TASK BRIEF:
Go through the data below and copy it exactly, skipping every picture.

Extracted records

== == ==

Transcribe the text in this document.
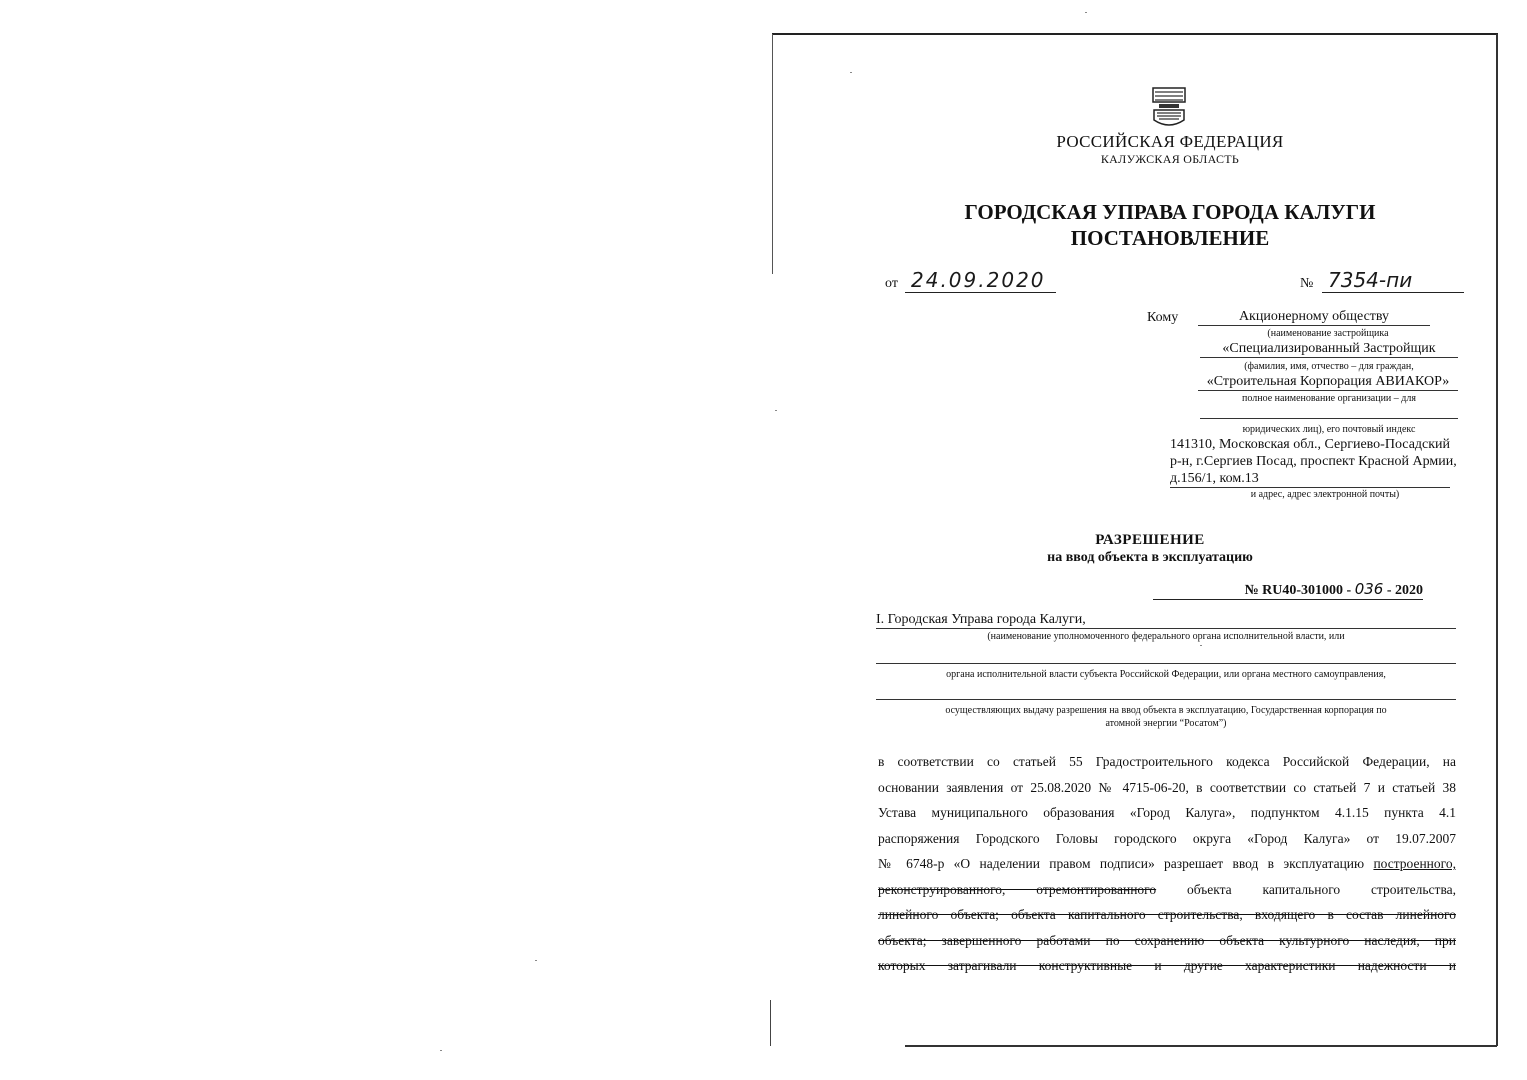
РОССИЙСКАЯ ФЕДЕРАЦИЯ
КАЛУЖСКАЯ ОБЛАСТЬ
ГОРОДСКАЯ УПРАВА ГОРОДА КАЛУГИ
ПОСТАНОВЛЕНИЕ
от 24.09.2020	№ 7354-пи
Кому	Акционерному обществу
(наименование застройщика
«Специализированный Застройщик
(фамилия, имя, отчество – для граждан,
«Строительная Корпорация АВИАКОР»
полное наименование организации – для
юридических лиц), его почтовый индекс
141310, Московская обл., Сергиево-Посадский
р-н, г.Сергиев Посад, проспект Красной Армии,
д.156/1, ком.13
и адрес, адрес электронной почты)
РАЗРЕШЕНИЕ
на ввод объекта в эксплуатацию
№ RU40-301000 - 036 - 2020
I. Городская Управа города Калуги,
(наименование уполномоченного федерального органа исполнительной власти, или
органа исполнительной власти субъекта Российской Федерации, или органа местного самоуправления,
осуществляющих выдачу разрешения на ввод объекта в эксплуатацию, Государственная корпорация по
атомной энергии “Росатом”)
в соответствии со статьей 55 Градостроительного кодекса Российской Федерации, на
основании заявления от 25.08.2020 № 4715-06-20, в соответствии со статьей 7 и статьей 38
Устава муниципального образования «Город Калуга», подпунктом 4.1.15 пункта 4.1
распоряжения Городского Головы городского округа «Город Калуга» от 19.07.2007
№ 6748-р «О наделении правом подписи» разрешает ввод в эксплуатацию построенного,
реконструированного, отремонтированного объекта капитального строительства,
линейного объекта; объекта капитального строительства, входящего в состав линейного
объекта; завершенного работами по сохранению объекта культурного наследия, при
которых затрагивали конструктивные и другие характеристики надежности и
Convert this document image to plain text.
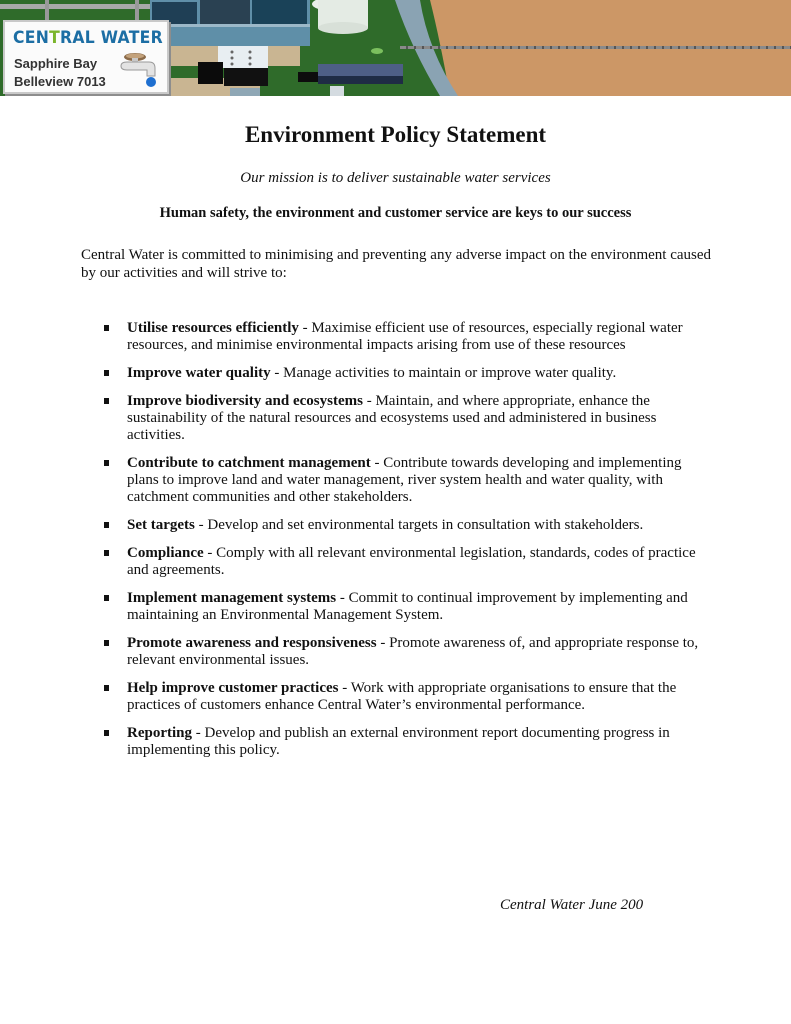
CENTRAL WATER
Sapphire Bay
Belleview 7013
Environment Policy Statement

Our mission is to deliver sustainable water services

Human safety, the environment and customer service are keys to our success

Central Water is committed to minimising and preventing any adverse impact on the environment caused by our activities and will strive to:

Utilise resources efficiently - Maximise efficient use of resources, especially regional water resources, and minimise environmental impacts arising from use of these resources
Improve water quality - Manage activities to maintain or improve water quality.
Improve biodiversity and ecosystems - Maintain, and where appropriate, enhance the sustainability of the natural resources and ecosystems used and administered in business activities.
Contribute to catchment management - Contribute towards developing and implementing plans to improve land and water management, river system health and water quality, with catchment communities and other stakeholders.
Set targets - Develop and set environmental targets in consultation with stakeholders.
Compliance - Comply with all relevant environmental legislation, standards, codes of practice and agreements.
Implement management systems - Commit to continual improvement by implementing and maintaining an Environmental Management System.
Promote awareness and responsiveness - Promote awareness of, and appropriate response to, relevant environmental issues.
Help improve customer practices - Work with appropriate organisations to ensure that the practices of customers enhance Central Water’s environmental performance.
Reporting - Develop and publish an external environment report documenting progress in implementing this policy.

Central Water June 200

== == ==

SOLUTION TO THIS PROBLEM:
Transcribe the text in this document.
РОССИЙСКАЯ ФЕДЕРАЦИЯ
КАЛУЖСКАЯ ОБЛАСТЬ
ГОРОДСКАЯ УПРАВА ГОРОДА КАЛУГИ
ПОСТАНОВЛЕНИЕ
от 24.09.2020	№ 7354-пи
Кому	Акционерному обществу
(наименование застройщика
«Специализированный Застройщик
(фамилия, имя, отчество – для граждан,
«Строительная Корпорация АВИАКОР»
полное наименование организации – для
юридических лиц), его почтовый индекс
141310, Московская обл., Сергиево-Посадский
р-н, г.Сергиев Посад, проспект Красной Армии,
д.156/1, ком.13
и адрес, адрес электронной почты)
РАЗРЕШЕНИЕ
на ввод объекта в эксплуатацию
№ RU40-301000 - 036 - 2020
I. Городская Управа города Калуги,
(наименование уполномоченного федерального органа исполнительной власти, или
органа исполнительной власти субъекта Российской Федерации, или органа местного самоуправления,
осуществляющих выдачу разрешения на ввод объекта в эксплуатацию, Государственная корпорация по
атомной энергии “Росатом”)
в соответствии со статьей 55 Градостроительного кодекса Российской Федерации, на
основании заявления от 25.08.2020 № 4715-06-20, в соответствии со статьей 7 и статьей 38
Устава муниципального образования «Город Калуга», подпунктом 4.1.15 пункта 4.1
распоряжения Городского Головы городского округа «Город Калуга» от 19.07.2007
№ 6748-р «О наделении правом подписи» разрешает ввод в эксплуатацию построенного,
реконструированного, отремонтированного объекта капитального строительства,
линейного объекта; объекта капитального строительства, входящего в состав линейного
объекта; завершенного работами по сохранению объекта культурного наследия, при
которых затрагивали конструктивные и другие характеристики надежности и
Convert this document image to plain text.
CENTRAL WATER
Sapphire Bay
Belleview 7013
Environment Policy Statement

Our mission is to deliver sustainable water services

Human safety, the environment and customer service are keys to our success

Central Water is committed to minimising and preventing any adverse impact on the environment caused by our activities and will strive to:

Utilise resources efficiently - Maximise efficient use of resources, especially regional water resources, and minimise environmental impacts arising from use of these resources
Improve water quality - Manage activities to maintain or improve water quality.
Improve biodiversity and ecosystems - Maintain, and where appropriate, enhance the sustainability of the natural resources and ecosystems used and administered in business activities.
Contribute to catchment management - Contribute towards developing and implementing plans to improve land and water management, river system health and water quality, with catchment communities and other stakeholders.
Set targets - Develop and set environmental targets in consultation with stakeholders.
Compliance - Comply with all relevant environmental legislation, standards, codes of practice and agreements.
Implement management systems - Commit to continual improvement by implementing and maintaining an Environmental Management System.
Promote awareness and responsiveness - Promote awareness of, and appropriate response to, relevant environmental issues.
Help improve customer practices - Work with appropriate organisations to ensure that the practices of customers enhance Central Water’s environmental performance.
Reporting - Develop and publish an external environment report documenting progress in implementing this policy.

Central Water June 200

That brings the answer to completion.